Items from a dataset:
+ + +
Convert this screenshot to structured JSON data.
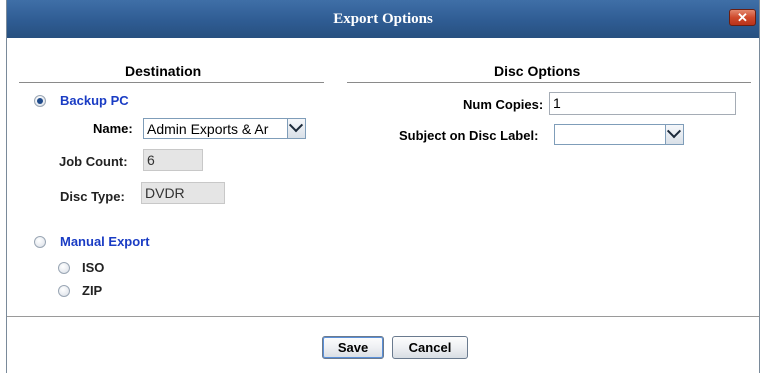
{
  "dialog": {
    "title": "Export Options",
    "close_label": "✕"
  },
  "destination": {
    "header": "Destination",
    "backup_pc_label": "Backup PC",
    "name_label": "Name:",
    "name_value": "Admin Exports & Ar",
    "job_count_label": "Job Count:",
    "job_count_value": "6",
    "disc_type_label": "Disc Type:",
    "disc_type_value": "DVDR",
    "manual_export_label": "Manual Export",
    "iso_label": "ISO",
    "zip_label": "ZIP",
    "selected": "Backup PC"
  },
  "disc_options": {
    "header": "Disc Options",
    "num_copies_label": "Num Copies:",
    "num_copies_value": "1",
    "subject_label": "Subject on Disc Label:",
    "subject_value": ""
  },
  "footer": {
    "save_label": "Save",
    "cancel_label": "Cancel"
  },
  "colors": {
    "title_bar": "#2f5c93",
    "link_blue": "#1a3cc4",
    "close_red": "#cf4a2c"
  }
}
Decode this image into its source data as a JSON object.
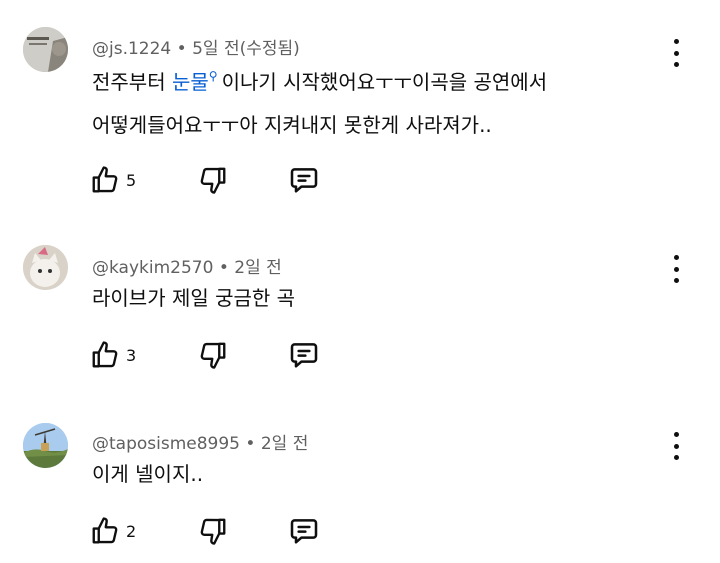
{
  "comments": [
    {
      "handle": "@js.1224",
      "sep": "•",
      "time": "5일 전(수정됨)",
      "text_line1_a": "전주부터 ",
      "text_line1_link": "눈물",
      "text_line1_b": "이나기 시작했어요ㅜㅜ이곡을 공연에서",
      "text_line2": "어떻게들어요ㅜㅜ아 지켜내지 못한게 사라져가..",
      "likes": "5",
      "avatar_colors": [
        "#c9c7c2",
        "#7d7a74"
      ]
    },
    {
      "handle": "@kaykim2570",
      "sep": "•",
      "time": "2일 전",
      "text_line1": "라이브가 제일 궁금한 곡",
      "likes": "3",
      "avatar_colors": [
        "#e8e2da",
        "#b8aea0"
      ]
    },
    {
      "handle": "@taposisme8995",
      "sep": "•",
      "time": "2일 전",
      "text_line1": "이게 넬이지..",
      "likes": "2",
      "avatar_colors": [
        "#9cc1e8",
        "#4f6b35"
      ]
    }
  ],
  "icons": {
    "like": "thumbs-up-icon",
    "dislike": "thumbs-down-icon",
    "reply": "reply-comment-icon",
    "more": "more-vertical-icon",
    "search_hint": "search-icon"
  }
}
+ + +
**AIM**
Above are the records; reproduce them exactly and leave out the pictures.

**FULL SOLUTION**
Convert this screenshot to structured JSON data.
{
  "dialog": {
    "title": "Export Options",
    "close_label": "✕"
  },
  "destination": {
    "header": "Destination",
    "backup_pc_label": "Backup PC",
    "name_label": "Name:",
    "name_value": "Admin Exports & Ar",
    "job_count_label": "Job Count:",
    "job_count_value": "6",
    "disc_type_label": "Disc Type:",
    "disc_type_value": "DVDR",
    "manual_export_label": "Manual Export",
    "iso_label": "ISO",
    "zip_label": "ZIP",
    "selected": "Backup PC"
  },
  "disc_options": {
    "header": "Disc Options",
    "num_copies_label": "Num Copies:",
    "num_copies_value": "1",
    "subject_label": "Subject on Disc Label:",
    "subject_value": ""
  },
  "footer": {
    "save_label": "Save",
    "cancel_label": "Cancel"
  },
  "colors": {
    "title_bar": "#2f5c93",
    "link_blue": "#1a3cc4",
    "close_red": "#cf4a2c"
  }
}
Decode this image into its source data as a JSON object.
{
  "comments": [
    {
      "handle": "@js.1224",
      "sep": "•",
      "time": "5일 전(수정됨)",
      "text_line1_a": "전주부터 ",
      "text_line1_link": "눈물",
      "text_line1_b": "이나기 시작했어요ㅜㅜ이곡을 공연에서",
      "text_line2": "어떻게들어요ㅜㅜ아 지켜내지 못한게 사라져가..",
      "likes": "5",
      "avatar_colors": [
        "#c9c7c2",
        "#7d7a74"
      ]
    },
    {
      "handle": "@kaykim2570",
      "sep": "•",
      "time": "2일 전",
      "text_line1": "라이브가 제일 궁금한 곡",
      "likes": "3",
      "avatar_colors": [
        "#e8e2da",
        "#b8aea0"
      ]
    },
    {
      "handle": "@taposisme8995",
      "sep": "•",
      "time": "2일 전",
      "text_line1": "이게 넬이지..",
      "likes": "2",
      "avatar_colors": [
        "#9cc1e8",
        "#4f6b35"
      ]
    }
  ],
  "icons": {
    "like": "thumbs-up-icon",
    "dislike": "thumbs-down-icon",
    "reply": "reply-comment-icon",
    "more": "more-vertical-icon",
    "search_hint": "search-icon"
  }
}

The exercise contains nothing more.